— The task —
Extract each line of the material that follows exactly and omit its pictures.
+++
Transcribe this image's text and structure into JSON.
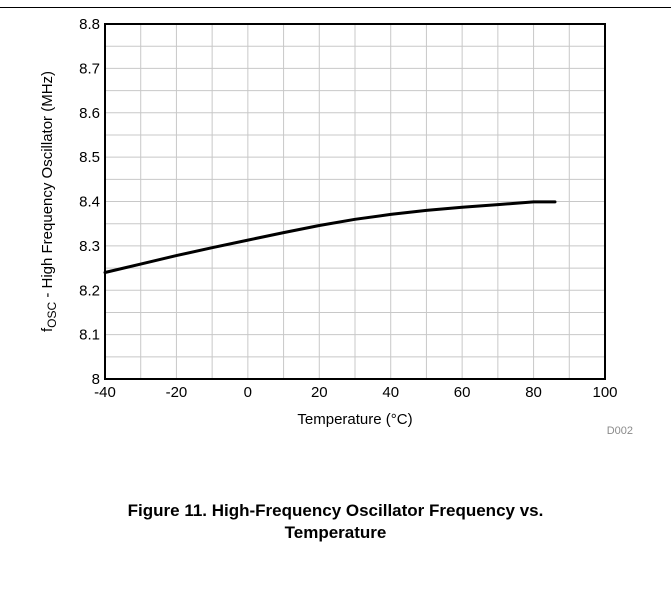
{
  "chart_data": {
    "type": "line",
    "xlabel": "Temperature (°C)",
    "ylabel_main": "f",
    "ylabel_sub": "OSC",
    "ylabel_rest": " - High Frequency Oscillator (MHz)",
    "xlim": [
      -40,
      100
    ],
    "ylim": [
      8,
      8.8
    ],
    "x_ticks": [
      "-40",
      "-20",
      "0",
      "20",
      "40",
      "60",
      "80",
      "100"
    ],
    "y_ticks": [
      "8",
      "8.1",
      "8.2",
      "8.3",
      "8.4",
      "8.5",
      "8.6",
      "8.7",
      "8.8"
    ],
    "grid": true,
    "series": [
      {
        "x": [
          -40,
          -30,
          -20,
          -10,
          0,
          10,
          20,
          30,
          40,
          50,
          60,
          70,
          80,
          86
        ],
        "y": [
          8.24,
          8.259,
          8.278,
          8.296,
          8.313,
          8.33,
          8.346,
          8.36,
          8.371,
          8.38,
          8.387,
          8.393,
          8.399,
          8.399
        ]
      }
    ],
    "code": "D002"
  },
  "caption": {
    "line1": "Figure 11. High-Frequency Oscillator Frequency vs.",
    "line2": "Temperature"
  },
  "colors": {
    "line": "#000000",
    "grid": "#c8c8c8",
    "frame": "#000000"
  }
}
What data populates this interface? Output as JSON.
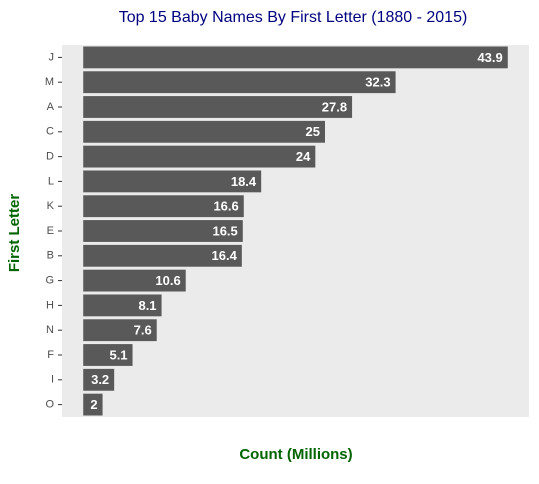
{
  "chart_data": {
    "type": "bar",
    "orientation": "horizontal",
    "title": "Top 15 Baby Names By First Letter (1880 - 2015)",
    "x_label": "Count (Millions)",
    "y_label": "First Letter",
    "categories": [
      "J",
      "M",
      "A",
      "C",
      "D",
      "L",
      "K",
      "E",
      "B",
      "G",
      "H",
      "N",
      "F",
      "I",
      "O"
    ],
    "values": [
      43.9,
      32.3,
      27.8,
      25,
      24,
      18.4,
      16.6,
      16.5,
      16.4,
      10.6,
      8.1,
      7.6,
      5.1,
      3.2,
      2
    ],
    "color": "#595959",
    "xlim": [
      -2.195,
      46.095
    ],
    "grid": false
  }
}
+++
— Solution for this exercise —
Transcribe this image's text and structure into JSON.
{
  "chart_data": {
    "type": "line",
    "xlabel": "Temperature (°C)",
    "ylabel_main": "f",
    "ylabel_sub": "OSC",
    "ylabel_rest": " - High Frequency Oscillator (MHz)",
    "xlim": [
      -40,
      100
    ],
    "ylim": [
      8,
      8.8
    ],
    "x_ticks": [
      "-40",
      "-20",
      "0",
      "20",
      "40",
      "60",
      "80",
      "100"
    ],
    "y_ticks": [
      "8",
      "8.1",
      "8.2",
      "8.3",
      "8.4",
      "8.5",
      "8.6",
      "8.7",
      "8.8"
    ],
    "grid": true,
    "series": [
      {
        "x": [
          -40,
          -30,
          -20,
          -10,
          0,
          10,
          20,
          30,
          40,
          50,
          60,
          70,
          80,
          86
        ],
        "y": [
          8.24,
          8.259,
          8.278,
          8.296,
          8.313,
          8.33,
          8.346,
          8.36,
          8.371,
          8.38,
          8.387,
          8.393,
          8.399,
          8.399
        ]
      }
    ],
    "code": "D002"
  },
  "caption": {
    "line1": "Figure 11. High-Frequency Oscillator Frequency vs.",
    "line2": "Temperature"
  },
  "colors": {
    "line": "#000000",
    "grid": "#c8c8c8",
    "frame": "#000000"
  }
}
What data populates this interface? Output as JSON.
{
  "chart_data": {
    "type": "bar",
    "orientation": "horizontal",
    "title": "Top 15 Baby Names By First Letter (1880 - 2015)",
    "x_label": "Count (Millions)",
    "y_label": "First Letter",
    "categories": [
      "J",
      "M",
      "A",
      "C",
      "D",
      "L",
      "K",
      "E",
      "B",
      "G",
      "H",
      "N",
      "F",
      "I",
      "O"
    ],
    "values": [
      43.9,
      32.3,
      27.8,
      25,
      24,
      18.4,
      16.6,
      16.5,
      16.4,
      10.6,
      8.1,
      7.6,
      5.1,
      3.2,
      2
    ],
    "color": "#595959",
    "xlim": [
      -2.195,
      46.095
    ],
    "grid": false
  }
}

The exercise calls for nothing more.